§ **AIM**: Search the records for the word "true" and report each line that has it.

§ **TASK DATA**:
============

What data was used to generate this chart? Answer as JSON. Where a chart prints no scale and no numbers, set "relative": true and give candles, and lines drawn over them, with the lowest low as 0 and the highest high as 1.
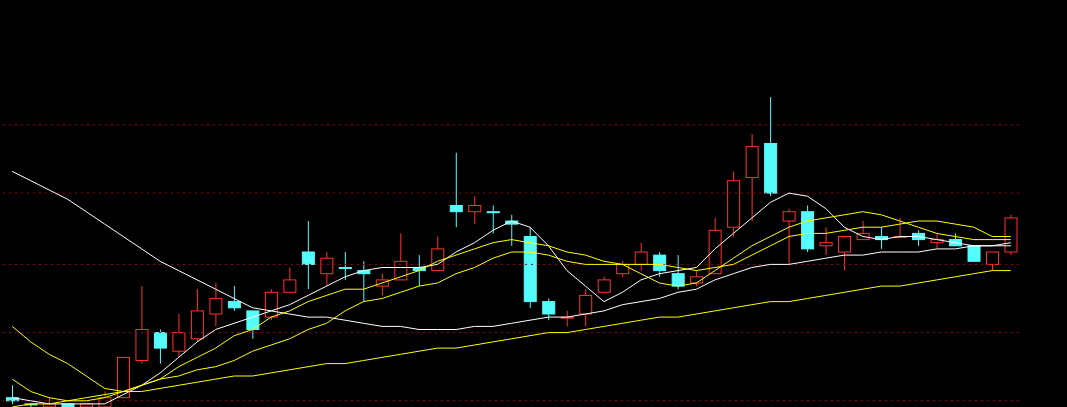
{
  "chart_data": {
    "type": "candlestick",
    "relative": true,
    "ref_lines": [
      {
        "axis": "y",
        "value": 0.02,
        "color": "#a00000",
        "line_style": "dotted"
      },
      {
        "axis": "y",
        "value": 0.24,
        "color": "#a00000",
        "line_style": "dotted"
      },
      {
        "axis": "y",
        "value": 0.46,
        "color": "#a00000",
        "line_style": "dotted"
      },
      {
        "axis": "y",
        "value": 0.69,
        "color": "#a00000",
        "line_style": "dotted"
      },
      {
        "axis": "y",
        "value": 0.91,
        "color": "#a00000",
        "line_style": "dotted"
      }
    ],
    "tick_labels": false,
    "categories": [
      null,
      null,
      null,
      null,
      null,
      null,
      null,
      null,
      null,
      null,
      null,
      null,
      null,
      null,
      null,
      null,
      null,
      null,
      null,
      null,
      null,
      null,
      null,
      null,
      null,
      null,
      null,
      null,
      null,
      null,
      null,
      null,
      null,
      null,
      null,
      null,
      null,
      null,
      null,
      null,
      null,
      null,
      null,
      null,
      null,
      null,
      null,
      null,
      null,
      null,
      null,
      null,
      null,
      null,
      null
    ],
    "ohlc": [
      [
        0.03,
        0.07,
        0.01,
        0.02
      ],
      [
        0.01,
        0.01,
        0,
        0.01
      ],
      [
        0,
        0.03,
        0,
        0.01
      ],
      [
        0.01,
        0.01,
        0,
        0
      ],
      [
        0,
        0.01,
        0,
        0.01
      ],
      [
        0,
        0.05,
        0,
        0.03
      ],
      [
        0.03,
        0.16,
        0.03,
        0.16
      ],
      [
        0.15,
        0.39,
        0.14,
        0.25
      ],
      [
        0.24,
        0.25,
        0.14,
        0.19
      ],
      [
        0.18,
        0.3,
        0.16,
        0.24
      ],
      [
        0.22,
        0.38,
        0.21,
        0.31
      ],
      [
        0.3,
        0.4,
        0.26,
        0.35
      ],
      [
        0.34,
        0.39,
        0.31,
        0.32
      ],
      [
        0.31,
        0.31,
        0.22,
        0.25
      ],
      [
        0.29,
        0.38,
        0.28,
        0.37
      ],
      [
        0.37,
        0.45,
        0.37,
        0.41
      ],
      [
        0.5,
        0.6,
        0.38,
        0.46
      ],
      [
        0.43,
        0.5,
        0.39,
        0.48
      ],
      [
        0.45,
        0.5,
        0.41,
        0.45
      ],
      [
        0.44,
        0.47,
        0.34,
        0.43
      ],
      [
        0.39,
        0.43,
        0.36,
        0.41
      ],
      [
        0.41,
        0.56,
        0.41,
        0.47
      ],
      [
        0.45,
        0.49,
        0.39,
        0.44
      ],
      [
        0.44,
        0.55,
        0.44,
        0.51
      ],
      [
        0.65,
        0.82,
        0.58,
        0.63
      ],
      [
        0.63,
        0.68,
        0.59,
        0.65
      ],
      [
        0.63,
        0.65,
        0.56,
        0.63
      ],
      [
        0.6,
        0.62,
        0.52,
        0.59
      ],
      [
        0.55,
        0.58,
        0.32,
        0.34
      ],
      [
        0.34,
        0.35,
        0.28,
        0.3
      ],
      [
        0.29,
        0.31,
        0.26,
        0.29
      ],
      [
        0.3,
        0.38,
        0.26,
        0.36
      ],
      [
        0.37,
        0.42,
        0.37,
        0.41
      ],
      [
        0.43,
        0.47,
        0.42,
        0.46
      ],
      [
        0.46,
        0.53,
        0.44,
        0.5
      ],
      [
        0.49,
        0.5,
        0.42,
        0.44
      ],
      [
        0.43,
        0.49,
        0.38,
        0.39
      ],
      [
        0.4,
        0.44,
        0.39,
        0.42
      ],
      [
        0.43,
        0.61,
        0.43,
        0.57
      ],
      [
        0.58,
        0.76,
        0.55,
        0.73
      ],
      [
        0.74,
        0.88,
        0.6,
        0.84
      ],
      [
        0.85,
        1,
        0.68,
        0.69
      ],
      [
        0.6,
        0.64,
        0.46,
        0.63
      ],
      [
        0.63,
        0.65,
        0.5,
        0.51
      ],
      [
        0.52,
        0.58,
        0.49,
        0.53
      ],
      [
        0.5,
        0.55,
        0.44,
        0.55
      ],
      [
        0.54,
        0.6,
        0.54,
        0.56
      ],
      [
        0.55,
        0.58,
        0.51,
        0.54
      ],
      [
        0.55,
        0.61,
        0.55,
        0.55
      ],
      [
        0.56,
        0.57,
        0.52,
        0.54
      ],
      [
        0.53,
        0.56,
        0.51,
        0.54
      ],
      [
        0.54,
        0.56,
        0.52,
        0.52
      ],
      [
        0.52,
        0.52,
        0.47,
        0.47
      ],
      [
        0.46,
        0.5,
        0.44,
        0.5
      ],
      [
        0.5,
        0.62,
        0.49,
        0.61
      ]
    ],
    "colors": [
      "#54fcfc",
      "#54fcfc",
      "#ff3232",
      "#54fcfc",
      "#ff3232",
      "#ff3232",
      "#ff3232",
      "#ff3232",
      "#54fcfc",
      "#ff3232",
      "#ff3232",
      "#ff3232",
      "#54fcfc",
      "#54fcfc",
      "#ff3232",
      "#ff3232",
      "#54fcfc",
      "#ff3232",
      "#54fcfc",
      "#54fcfc",
      "#ff3232",
      "#ff3232",
      "#54fcfc",
      "#ff3232",
      "#54fcfc",
      "#ff3232",
      "#54fcfc",
      "#54fcfc",
      "#54fcfc",
      "#54fcfc",
      "#ff3232",
      "#ff3232",
      "#ff3232",
      "#ff3232",
      "#ff3232",
      "#54fcfc",
      "#54fcfc",
      "#ff3232",
      "#ff3232",
      "#ff3232",
      "#ff3232",
      "#54fcfc",
      "#ff3232",
      "#54fcfc",
      "#ff3232",
      "#ff3232",
      "#ff3232",
      "#54fcfc",
      "#ff3232",
      "#54fcfc",
      "#ff3232",
      "#54fcfc",
      "#54fcfc",
      "#ff3232",
      "#ff3232"
    ],
    "series": [
      {
        "type": "line",
        "color": "#ffffff",
        "values": [
          0.76,
          0.73,
          0.7,
          0.67,
          0.63,
          0.59,
          0.55,
          0.51,
          0.47,
          0.44,
          0.41,
          0.38,
          0.35,
          0.32,
          0.31,
          0.3,
          0.29,
          0.29,
          0.28,
          0.27,
          0.26,
          0.26,
          0.25,
          0.25,
          0.25,
          0.26,
          0.26,
          0.27,
          0.28,
          0.29,
          0.29,
          0.3,
          0.31,
          0.33,
          0.34,
          0.35,
          0.37,
          0.38,
          0.41,
          0.43,
          0.45,
          0.46,
          0.46,
          0.47,
          0.48,
          0.49,
          0.49,
          0.5,
          0.5,
          0.5,
          0.51,
          0.51,
          0.52,
          0.52,
          0.52
        ]
      },
      {
        "type": "line",
        "color": "#ffffff",
        "values": [
          0.03,
          0.02,
          0.01,
          0.01,
          0.01,
          0.01,
          0.04,
          0.07,
          0.11,
          0.16,
          0.21,
          0.25,
          0.27,
          0.29,
          0.31,
          0.33,
          0.36,
          0.39,
          0.42,
          0.44,
          0.45,
          0.45,
          0.45,
          0.46,
          0.5,
          0.53,
          0.57,
          0.6,
          0.58,
          0.52,
          0.44,
          0.39,
          0.34,
          0.37,
          0.41,
          0.43,
          0.44,
          0.45,
          0.51,
          0.56,
          0.61,
          0.66,
          0.69,
          0.68,
          0.64,
          0.58,
          0.55,
          0.54,
          0.55,
          0.55,
          0.54,
          0.53,
          0.52,
          0.52,
          0.53
        ]
      },
      {
        "type": "line",
        "color": "#ffff00",
        "values": [
          0.09,
          0.05,
          0.03,
          0.02,
          0.02,
          0.03,
          0.05,
          0.07,
          0.09,
          0.13,
          0.16,
          0.19,
          0.23,
          0.25,
          0.29,
          0.31,
          0.34,
          0.36,
          0.38,
          0.38,
          0.4,
          0.42,
          0.44,
          0.47,
          0.49,
          0.51,
          0.53,
          0.54,
          0.53,
          0.52,
          0.5,
          0.49,
          0.47,
          0.46,
          0.43,
          0.4,
          0.39,
          0.4,
          0.44,
          0.48,
          0.52,
          0.55,
          0.58,
          0.6,
          0.61,
          0.62,
          0.63,
          0.62,
          0.6,
          0.58,
          0.56,
          0.55,
          0.54,
          0.54,
          0.54
        ]
      },
      {
        "type": "line",
        "color": "#ffff00",
        "values": [
          0.26,
          0.21,
          0.17,
          0.14,
          0.1,
          0.06,
          0.05,
          0.07,
          0.09,
          0.1,
          0.12,
          0.13,
          0.15,
          0.18,
          0.2,
          0.22,
          0.25,
          0.27,
          0.31,
          0.34,
          0.35,
          0.37,
          0.39,
          0.4,
          0.43,
          0.45,
          0.48,
          0.5,
          0.5,
          0.49,
          0.47,
          0.46,
          0.46,
          0.46,
          0.46,
          0.46,
          0.45,
          0.44,
          0.45,
          0.46,
          0.49,
          0.52,
          0.55,
          0.56,
          0.56,
          0.57,
          0.58,
          0.58,
          0.59,
          0.6,
          0.6,
          0.59,
          0.58,
          0.55,
          0.55
        ]
      },
      {
        "type": "line",
        "color": "#ffff00",
        "values": [
          0,
          0.01,
          0.01,
          0.02,
          0.03,
          0.04,
          0.05,
          0.05,
          0.06,
          0.07,
          0.08,
          0.09,
          0.1,
          0.1,
          0.11,
          0.12,
          0.13,
          0.14,
          0.14,
          0.15,
          0.16,
          0.17,
          0.18,
          0.19,
          0.19,
          0.2,
          0.21,
          0.22,
          0.23,
          0.24,
          0.24,
          0.25,
          0.26,
          0.27,
          0.28,
          0.29,
          0.29,
          0.3,
          0.31,
          0.32,
          0.33,
          0.34,
          0.34,
          0.35,
          0.36,
          0.37,
          0.38,
          0.39,
          0.39,
          0.4,
          0.41,
          0.42,
          0.43,
          0.44,
          0.44
        ]
      }
    ]
  }
}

============

§ **FINISHED ANSWER**:
What data was used to generate this chart? Answer as JSON. Where a chart prints no scale and no numbers, set "relative": true and give candles, and lines drawn over them, with the lowest low as 0 and the highest high as 1.
    "relative": true,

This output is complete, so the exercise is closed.